Aim of the task → Transcribe each record exactly. Include every one.

Records to process →
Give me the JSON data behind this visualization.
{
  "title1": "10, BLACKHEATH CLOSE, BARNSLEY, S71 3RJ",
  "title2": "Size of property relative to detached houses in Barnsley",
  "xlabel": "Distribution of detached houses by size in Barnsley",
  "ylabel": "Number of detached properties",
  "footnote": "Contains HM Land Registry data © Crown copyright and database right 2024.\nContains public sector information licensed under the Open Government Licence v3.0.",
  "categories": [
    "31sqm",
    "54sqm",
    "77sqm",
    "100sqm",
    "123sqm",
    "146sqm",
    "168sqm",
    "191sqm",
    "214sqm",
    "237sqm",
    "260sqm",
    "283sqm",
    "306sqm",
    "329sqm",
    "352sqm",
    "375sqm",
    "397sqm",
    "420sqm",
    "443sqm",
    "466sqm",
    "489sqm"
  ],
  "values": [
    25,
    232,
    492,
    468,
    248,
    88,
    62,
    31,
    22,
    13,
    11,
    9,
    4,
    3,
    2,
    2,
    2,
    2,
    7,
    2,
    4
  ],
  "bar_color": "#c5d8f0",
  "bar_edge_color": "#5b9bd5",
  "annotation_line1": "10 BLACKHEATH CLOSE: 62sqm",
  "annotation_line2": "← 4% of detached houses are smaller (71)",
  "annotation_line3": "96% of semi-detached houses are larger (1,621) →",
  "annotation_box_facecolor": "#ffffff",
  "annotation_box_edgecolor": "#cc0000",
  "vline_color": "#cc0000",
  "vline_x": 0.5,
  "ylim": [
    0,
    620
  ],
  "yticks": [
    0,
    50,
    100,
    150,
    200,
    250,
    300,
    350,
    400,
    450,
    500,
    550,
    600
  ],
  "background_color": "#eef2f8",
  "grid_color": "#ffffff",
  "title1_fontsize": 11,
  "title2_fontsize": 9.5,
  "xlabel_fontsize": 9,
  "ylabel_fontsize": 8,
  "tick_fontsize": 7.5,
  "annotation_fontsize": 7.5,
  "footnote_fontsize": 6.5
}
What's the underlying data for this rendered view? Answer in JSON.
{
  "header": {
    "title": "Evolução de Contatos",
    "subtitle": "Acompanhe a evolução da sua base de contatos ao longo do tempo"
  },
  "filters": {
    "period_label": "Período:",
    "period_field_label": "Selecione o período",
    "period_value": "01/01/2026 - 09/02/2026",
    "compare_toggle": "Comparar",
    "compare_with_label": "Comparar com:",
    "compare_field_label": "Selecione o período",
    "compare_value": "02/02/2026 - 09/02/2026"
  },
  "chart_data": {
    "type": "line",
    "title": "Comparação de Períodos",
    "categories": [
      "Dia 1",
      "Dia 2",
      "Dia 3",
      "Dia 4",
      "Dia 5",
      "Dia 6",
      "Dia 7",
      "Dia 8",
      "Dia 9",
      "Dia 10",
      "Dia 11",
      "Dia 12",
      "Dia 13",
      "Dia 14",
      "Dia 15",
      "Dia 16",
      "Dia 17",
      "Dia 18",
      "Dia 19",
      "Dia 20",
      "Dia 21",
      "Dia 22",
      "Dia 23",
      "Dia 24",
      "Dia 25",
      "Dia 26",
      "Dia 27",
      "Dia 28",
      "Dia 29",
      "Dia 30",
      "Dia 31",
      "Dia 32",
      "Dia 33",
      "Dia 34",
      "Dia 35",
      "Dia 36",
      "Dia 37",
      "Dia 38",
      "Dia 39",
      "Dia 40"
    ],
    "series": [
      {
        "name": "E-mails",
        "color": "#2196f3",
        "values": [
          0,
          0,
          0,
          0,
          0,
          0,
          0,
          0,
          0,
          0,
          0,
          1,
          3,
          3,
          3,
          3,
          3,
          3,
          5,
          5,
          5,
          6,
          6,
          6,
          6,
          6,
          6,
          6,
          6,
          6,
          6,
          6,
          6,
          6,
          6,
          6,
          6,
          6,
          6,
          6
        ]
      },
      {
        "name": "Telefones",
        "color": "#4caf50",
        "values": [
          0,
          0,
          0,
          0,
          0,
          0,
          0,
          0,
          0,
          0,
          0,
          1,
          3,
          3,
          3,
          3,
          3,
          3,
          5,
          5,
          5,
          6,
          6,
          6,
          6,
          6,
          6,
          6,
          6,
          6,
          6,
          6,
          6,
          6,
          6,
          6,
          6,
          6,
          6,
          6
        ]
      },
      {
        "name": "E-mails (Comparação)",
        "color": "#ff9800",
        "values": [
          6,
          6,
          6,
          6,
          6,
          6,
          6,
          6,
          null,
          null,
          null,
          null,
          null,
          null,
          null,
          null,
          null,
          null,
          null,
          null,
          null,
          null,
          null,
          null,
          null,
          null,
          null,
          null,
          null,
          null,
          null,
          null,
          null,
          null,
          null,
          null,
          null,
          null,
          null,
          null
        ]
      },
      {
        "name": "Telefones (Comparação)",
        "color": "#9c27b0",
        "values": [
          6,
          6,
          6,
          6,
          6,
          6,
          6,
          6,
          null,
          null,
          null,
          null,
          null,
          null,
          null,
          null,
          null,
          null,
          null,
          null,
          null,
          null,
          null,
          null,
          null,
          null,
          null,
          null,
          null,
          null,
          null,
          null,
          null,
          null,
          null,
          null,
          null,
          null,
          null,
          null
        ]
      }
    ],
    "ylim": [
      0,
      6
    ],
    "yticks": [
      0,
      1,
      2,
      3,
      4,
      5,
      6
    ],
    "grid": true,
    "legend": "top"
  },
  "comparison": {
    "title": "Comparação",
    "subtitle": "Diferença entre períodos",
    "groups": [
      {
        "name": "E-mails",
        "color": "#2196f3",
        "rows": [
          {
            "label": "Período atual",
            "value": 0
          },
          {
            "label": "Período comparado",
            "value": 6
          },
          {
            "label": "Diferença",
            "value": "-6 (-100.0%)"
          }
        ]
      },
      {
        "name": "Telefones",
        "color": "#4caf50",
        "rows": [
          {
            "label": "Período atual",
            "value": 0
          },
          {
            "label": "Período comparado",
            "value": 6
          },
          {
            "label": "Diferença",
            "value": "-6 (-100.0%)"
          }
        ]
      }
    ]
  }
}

Answer to this problem →
Give me the JSON data behind this visualization.
{
  "title1": "10, BLACKHEATH CLOSE, BARNSLEY, S71 3RJ",
  "title2": "Size of property relative to detached houses in Barnsley",
  "xlabel": "Distribution of detached houses by size in Barnsley",
  "ylabel": "Number of detached properties",
  "footnote": "Contains HM Land Registry data © Crown copyright and database right 2024.\nContains public sector information licensed under the Open Government Licence v3.0.",
  "categories": [
    "31sqm",
    "54sqm",
    "77sqm",
    "100sqm",
    "123sqm",
    "146sqm",
    "168sqm",
    "191sqm",
    "214sqm",
    "237sqm",
    "260sqm",
    "283sqm",
    "306sqm",
    "329sqm",
    "352sqm",
    "375sqm",
    "397sqm",
    "420sqm",
    "443sqm",
    "466sqm",
    "489sqm"
  ],
  "values": [
    25,
    232,
    492,
    468,
    248,
    88,
    62,
    31,
    22,
    13,
    11,
    9,
    4,
    3,
    2,
    2,
    2,
    2,
    7,
    2,
    4
  ],
  "bar_color": "#c5d8f0",
  "bar_edge_color": "#5b9bd5",
  "annotation_line1": "10 BLACKHEATH CLOSE: 62sqm",
  "annotation_line2": "← 4% of detached houses are smaller (71)",
  "annotation_line3": "96% of semi-detached houses are larger (1,621) →",
  "annotation_box_facecolor": "#ffffff",
  "annotation_box_edgecolor": "#cc0000",
  "vline_color": "#cc0000",
  "vline_x": 0.5,
  "ylim": [
    0,
    620
  ],
  "yticks": [
    0,
    50,
    100,
    150,
    200,
    250,
    300,
    350,
    400,
    450,
    500,
    550,
    600
  ],
  "background_color": "#eef2f8",
  "grid_color": "#ffffff",
  "title1_fontsize": 11,
  "title2_fontsize": 9.5,
  "xlabel_fontsize": 9,
  "ylabel_fontsize": 8,
  "tick_fontsize": 7.5,
  "annotation_fontsize": 7.5,
  "footnote_fontsize": 6.5
}
What's the underlying data for this rendered view? Answer in JSON.
{
  "header": {
    "title": "Evolução de Contatos",
    "subtitle": "Acompanhe a evolução da sua base de contatos ao longo do tempo"
  },
  "filters": {
    "period_label": "Período:",
    "period_field_label": "Selecione o período",
    "period_value": "01/01/2026 - 09/02/2026",
    "compare_toggle": "Comparar",
    "compare_with_label": "Comparar com:",
    "compare_field_label": "Selecione o período",
    "compare_value": "02/02/2026 - 09/02/2026"
  },
  "chart_data": {
    "type": "line",
    "title": "Comparação de Períodos",
    "categories": [
      "Dia 1",
      "Dia 2",
      "Dia 3",
      "Dia 4",
      "Dia 5",
      "Dia 6",
      "Dia 7",
      "Dia 8",
      "Dia 9",
      "Dia 10",
      "Dia 11",
      "Dia 12",
      "Dia 13",
      "Dia 14",
      "Dia 15",
      "Dia 16",
      "Dia 17",
      "Dia 18",
      "Dia 19",
      "Dia 20",
      "Dia 21",
      "Dia 22",
      "Dia 23",
      "Dia 24",
      "Dia 25",
      "Dia 26",
      "Dia 27",
      "Dia 28",
      "Dia 29",
      "Dia 30",
      "Dia 31",
      "Dia 32",
      "Dia 33",
      "Dia 34",
      "Dia 35",
      "Dia 36",
      "Dia 37",
      "Dia 38",
      "Dia 39",
      "Dia 40"
    ],
    "series": [
      {
        "name": "E-mails",
        "color": "#2196f3",
        "values": [
          0,
          0,
          0,
          0,
          0,
          0,
          0,
          0,
          0,
          0,
          0,
          1,
          3,
          3,
          3,
          3,
          3,
          3,
          5,
          5,
          5,
          6,
          6,
          6,
          6,
          6,
          6,
          6,
          6,
          6,
          6,
          6,
          6,
          6,
          6,
          6,
          6,
          6,
          6,
          6
        ]
      },
      {
        "name": "Telefones",
        "color": "#4caf50",
        "values": [
          0,
          0,
          0,
          0,
          0,
          0,
          0,
          0,
          0,
          0,
          0,
          1,
          3,
          3,
          3,
          3,
          3,
          3,
          5,
          5,
          5,
          6,
          6,
          6,
          6,
          6,
          6,
          6,
          6,
          6,
          6,
          6,
          6,
          6,
          6,
          6,
          6,
          6,
          6,
          6
        ]
      },
      {
        "name": "E-mails (Comparação)",
        "color": "#ff9800",
        "values": [
          6,
          6,
          6,
          6,
          6,
          6,
          6,
          6,
          null,
          null,
          null,
          null,
          null,
          null,
          null,
          null,
          null,
          null,
          null,
          null,
          null,
          null,
          null,
          null,
          null,
          null,
          null,
          null,
          null,
          null,
          null,
          null,
          null,
          null,
          null,
          null,
          null,
          null,
          null,
          null
        ]
      },
      {
        "name": "Telefones (Comparação)",
        "color": "#9c27b0",
        "values": [
          6,
          6,
          6,
          6,
          6,
          6,
          6,
          6,
          null,
          null,
          null,
          null,
          null,
          null,
          null,
          null,
          null,
          null,
          null,
          null,
          null,
          null,
          null,
          null,
          null,
          null,
          null,
          null,
          null,
          null,
          null,
          null,
          null,
          null,
          null,
          null,
          null,
          null,
          null,
          null
        ]
      }
    ],
    "ylim": [
      0,
      6
    ],
    "yticks": [
      0,
      1,
      2,
      3,
      4,
      5,
      6
    ],
    "grid": true,
    "legend": "top"
  },
  "comparison": {
    "title": "Comparação",
    "subtitle": "Diferença entre períodos",
    "groups": [
      {
        "name": "E-mails",
        "color": "#2196f3",
        "rows": [
          {
            "label": "Período atual",
            "value": 0
          },
          {
            "label": "Período comparado",
            "value": 6
          },
          {
            "label": "Diferença",
            "value": "-6 (-100.0%)"
          }
        ]
      },
      {
        "name": "Telefones",
        "color": "#4caf50",
        "rows": [
          {
            "label": "Período atual",
            "value": 0
          },
          {
            "label": "Período comparado",
            "value": 6
          },
          {
            "label": "Diferença",
            "value": "-6 (-100.0%)"
          }
        ]
      }
    ]
  }
}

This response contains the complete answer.